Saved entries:
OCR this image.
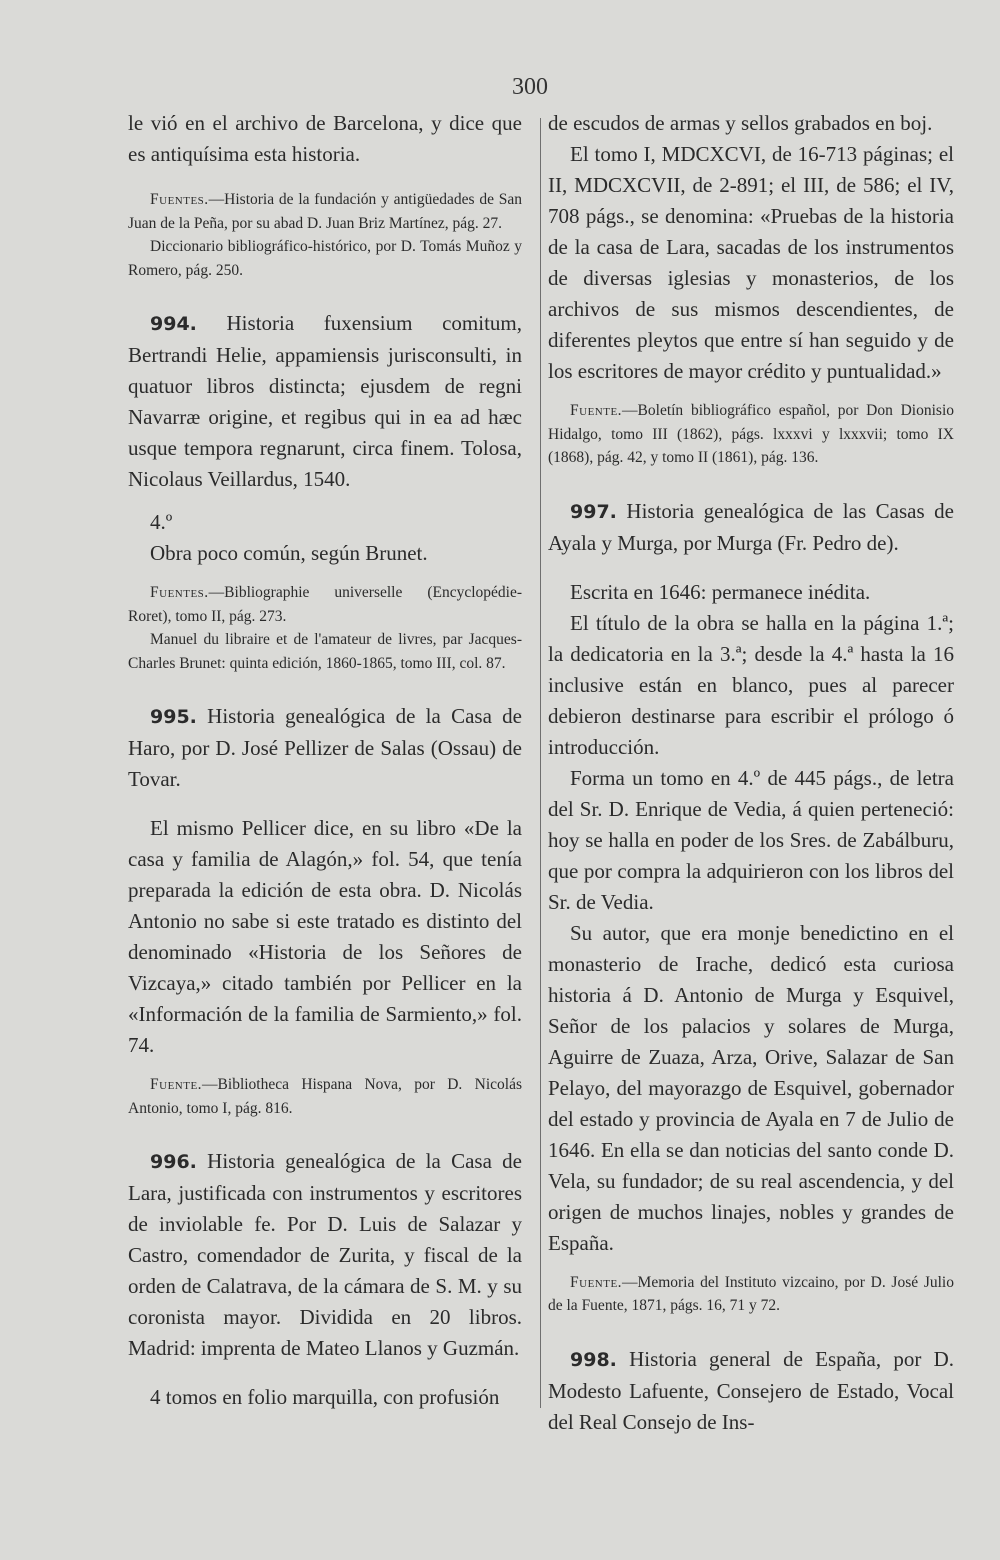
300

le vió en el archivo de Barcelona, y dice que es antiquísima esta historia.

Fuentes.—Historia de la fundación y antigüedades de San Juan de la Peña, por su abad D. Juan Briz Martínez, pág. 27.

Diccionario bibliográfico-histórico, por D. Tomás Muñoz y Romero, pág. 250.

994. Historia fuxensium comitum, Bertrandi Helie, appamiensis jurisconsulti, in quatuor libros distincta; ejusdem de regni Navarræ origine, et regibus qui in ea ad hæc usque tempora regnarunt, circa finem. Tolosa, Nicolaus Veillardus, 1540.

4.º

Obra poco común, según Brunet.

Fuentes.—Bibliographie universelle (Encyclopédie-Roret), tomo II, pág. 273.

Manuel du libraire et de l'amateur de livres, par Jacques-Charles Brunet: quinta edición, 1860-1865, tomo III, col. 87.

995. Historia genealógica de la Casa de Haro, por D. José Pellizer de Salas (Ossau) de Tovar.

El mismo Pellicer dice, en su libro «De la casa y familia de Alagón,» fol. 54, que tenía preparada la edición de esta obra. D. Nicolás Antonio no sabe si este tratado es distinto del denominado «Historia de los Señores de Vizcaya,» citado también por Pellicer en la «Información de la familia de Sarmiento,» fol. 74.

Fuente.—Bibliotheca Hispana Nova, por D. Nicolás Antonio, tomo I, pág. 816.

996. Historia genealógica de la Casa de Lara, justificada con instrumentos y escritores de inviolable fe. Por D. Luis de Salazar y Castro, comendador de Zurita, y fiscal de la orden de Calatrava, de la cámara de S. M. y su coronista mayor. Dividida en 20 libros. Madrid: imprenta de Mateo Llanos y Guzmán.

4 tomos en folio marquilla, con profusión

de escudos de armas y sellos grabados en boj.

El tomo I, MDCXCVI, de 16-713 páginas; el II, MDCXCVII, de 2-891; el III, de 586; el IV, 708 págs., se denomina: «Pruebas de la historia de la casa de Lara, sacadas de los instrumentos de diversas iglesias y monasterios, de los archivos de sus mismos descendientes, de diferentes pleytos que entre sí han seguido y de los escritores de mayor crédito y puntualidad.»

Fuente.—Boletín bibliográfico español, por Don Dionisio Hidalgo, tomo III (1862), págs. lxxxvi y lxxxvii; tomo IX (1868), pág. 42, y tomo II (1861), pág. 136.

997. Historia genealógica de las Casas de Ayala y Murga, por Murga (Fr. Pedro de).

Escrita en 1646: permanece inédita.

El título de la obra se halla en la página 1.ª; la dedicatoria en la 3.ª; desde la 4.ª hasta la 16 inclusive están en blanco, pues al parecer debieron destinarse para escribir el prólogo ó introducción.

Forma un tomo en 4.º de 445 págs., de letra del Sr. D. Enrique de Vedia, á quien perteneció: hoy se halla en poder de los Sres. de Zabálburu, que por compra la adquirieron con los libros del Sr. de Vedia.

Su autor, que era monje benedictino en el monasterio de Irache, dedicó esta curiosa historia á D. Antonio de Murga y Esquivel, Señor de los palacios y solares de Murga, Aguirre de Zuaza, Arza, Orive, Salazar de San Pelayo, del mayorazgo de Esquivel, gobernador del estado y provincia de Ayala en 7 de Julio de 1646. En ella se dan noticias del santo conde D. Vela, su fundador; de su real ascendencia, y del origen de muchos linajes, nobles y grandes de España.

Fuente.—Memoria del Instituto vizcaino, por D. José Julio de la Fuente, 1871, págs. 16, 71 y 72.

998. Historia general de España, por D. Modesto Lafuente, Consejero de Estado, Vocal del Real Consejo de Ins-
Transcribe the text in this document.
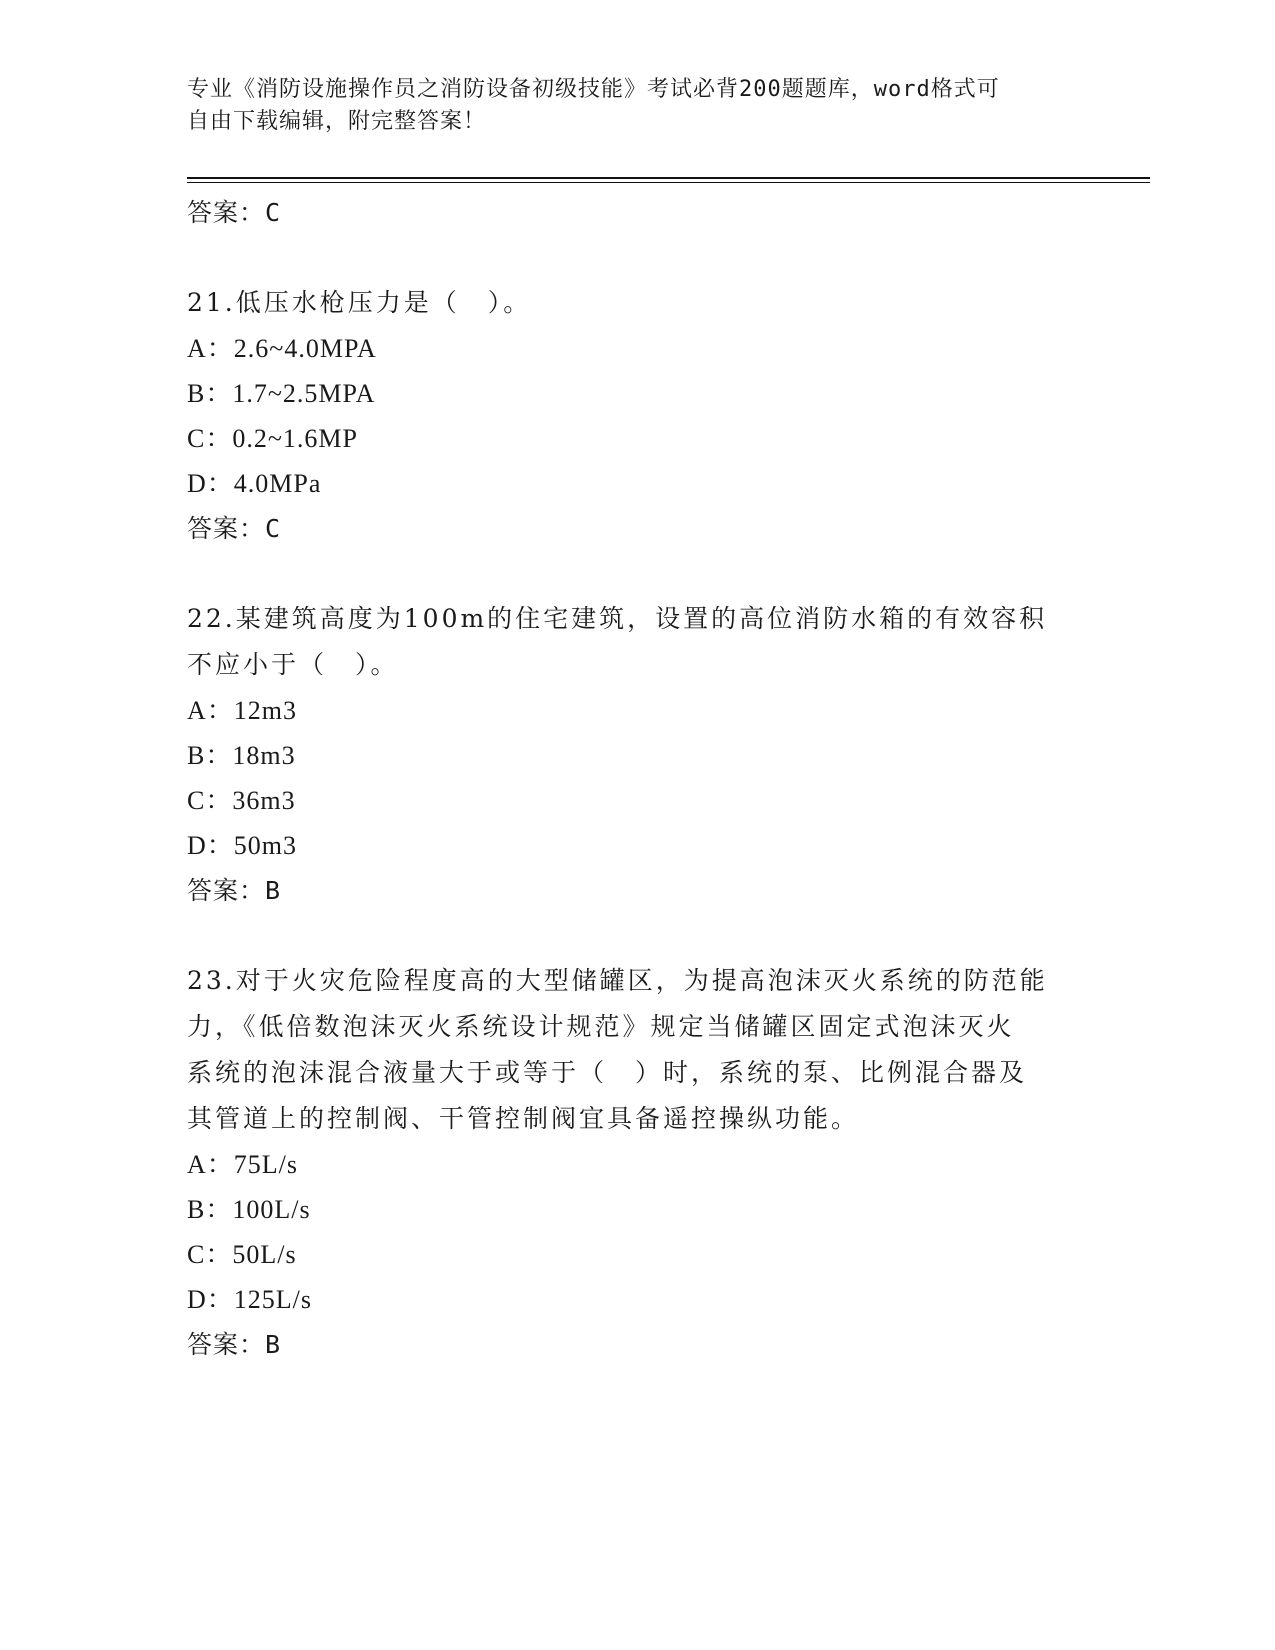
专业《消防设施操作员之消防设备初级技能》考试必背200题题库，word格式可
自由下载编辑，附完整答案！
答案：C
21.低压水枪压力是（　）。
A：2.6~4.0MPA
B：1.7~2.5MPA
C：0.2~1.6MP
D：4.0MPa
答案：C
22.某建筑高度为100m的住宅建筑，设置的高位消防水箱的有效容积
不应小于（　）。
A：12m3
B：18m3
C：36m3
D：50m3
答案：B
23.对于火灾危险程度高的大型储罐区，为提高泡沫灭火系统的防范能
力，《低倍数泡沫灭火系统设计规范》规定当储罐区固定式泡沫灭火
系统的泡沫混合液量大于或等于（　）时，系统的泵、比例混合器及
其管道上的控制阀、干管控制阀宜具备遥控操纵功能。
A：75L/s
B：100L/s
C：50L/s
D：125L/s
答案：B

- [STATED PROBLEM] Write out each line of the data exactly; the images should be left out.

- [THE SOLUTION]
OCR this image.
300

le vió en el archivo de Barcelona, y dice que es antiquísima esta historia.

Fuentes.—Historia de la fundación y antigüedades de San Juan de la Peña, por su abad D. Juan Briz Martínez, pág. 27.

Diccionario bibliográfico-histórico, por D. Tomás Muñoz y Romero, pág. 250.

994. Historia fuxensium comitum, Bertrandi Helie, appamiensis jurisconsulti, in quatuor libros distincta; ejusdem de regni Navarræ origine, et regibus qui in ea ad hæc usque tempora regnarunt, circa finem. Tolosa, Nicolaus Veillardus, 1540.

4.º

Obra poco común, según Brunet.

Fuentes.—Bibliographie universelle (Encyclopédie-Roret), tomo II, pág. 273.

Manuel du libraire et de l'amateur de livres, par Jacques-Charles Brunet: quinta edición, 1860-1865, tomo III, col. 87.

995. Historia genealógica de la Casa de Haro, por D. José Pellizer de Salas (Ossau) de Tovar.

El mismo Pellicer dice, en su libro «De la casa y familia de Alagón,» fol. 54, que tenía preparada la edición de esta obra. D. Nicolás Antonio no sabe si este tratado es distinto del denominado «Historia de los Señores de Vizcaya,» citado también por Pellicer en la «Información de la familia de Sarmiento,» fol. 74.

Fuente.—Bibliotheca Hispana Nova, por D. Nicolás Antonio, tomo I, pág. 816.

996. Historia genealógica de la Casa de Lara, justificada con instrumentos y escritores de inviolable fe. Por D. Luis de Salazar y Castro, comendador de Zurita, y fiscal de la orden de Calatrava, de la cámara de S. M. y su coronista mayor. Dividida en 20 libros. Madrid: imprenta de Mateo Llanos y Guzmán.

4 tomos en folio marquilla, con profusión

de escudos de armas y sellos grabados en boj.

El tomo I, MDCXCVI, de 16-713 páginas; el II, MDCXCVII, de 2-891; el III, de 586; el IV, 708 págs., se denomina: «Pruebas de la historia de la casa de Lara, sacadas de los instrumentos de diversas iglesias y monasterios, de los archivos de sus mismos descendientes, de diferentes pleytos que entre sí han seguido y de los escritores de mayor crédito y puntualidad.»

Fuente.—Boletín bibliográfico español, por Don Dionisio Hidalgo, tomo III (1862), págs. lxxxvi y lxxxvii; tomo IX (1868), pág. 42, y tomo II (1861), pág. 136.

997. Historia genealógica de las Casas de Ayala y Murga, por Murga (Fr. Pedro de).

Escrita en 1646: permanece inédita.

El título de la obra se halla en la página 1.ª; la dedicatoria en la 3.ª; desde la 4.ª hasta la 16 inclusive están en blanco, pues al parecer debieron destinarse para escribir el prólogo ó introducción.

Forma un tomo en 4.º de 445 págs., de letra del Sr. D. Enrique de Vedia, á quien perteneció: hoy se halla en poder de los Sres. de Zabálburu, que por compra la adquirieron con los libros del Sr. de Vedia.

Su autor, que era monje benedictino en el monasterio de Irache, dedicó esta curiosa historia á D. Antonio de Murga y Esquivel, Señor de los palacios y solares de Murga, Aguirre de Zuaza, Arza, Orive, Salazar de San Pelayo, del mayorazgo de Esquivel, gobernador del estado y provincia de Ayala en 7 de Julio de 1646. En ella se dan noticias del santo conde D. Vela, su fundador; de su real ascendencia, y del origen de muchos linajes, nobles y grandes de España.

Fuente.—Memoria del Instituto vizcaino, por D. José Julio de la Fuente, 1871, págs. 16, 71 y 72.

998. Historia general de España, por D. Modesto Lafuente, Consejero de Estado, Vocal del Real Consejo de Ins-
Transcribe the text in this document.
专业《消防设施操作员之消防设备初级技能》考试必背200题题库，word格式可
自由下载编辑，附完整答案！
答案：C
21.低压水枪压力是（　）。
A：2.6~4.0MPA
B：1.7~2.5MPA
C：0.2~1.6MP
D：4.0MPa
答案：C
22.某建筑高度为100m的住宅建筑，设置的高位消防水箱的有效容积
不应小于（　）。
A：12m3
B：18m3
C：36m3
D：50m3
答案：B
23.对于火灾危险程度高的大型储罐区，为提高泡沫灭火系统的防范能
力，《低倍数泡沫灭火系统设计规范》规定当储罐区固定式泡沫灭火
系统的泡沫混合液量大于或等于（　）时，系统的泵、比例混合器及
其管道上的控制阀、干管控制阀宜具备遥控操纵功能。
A：75L/s
B：100L/s
C：50L/s
D：125L/s
答案：B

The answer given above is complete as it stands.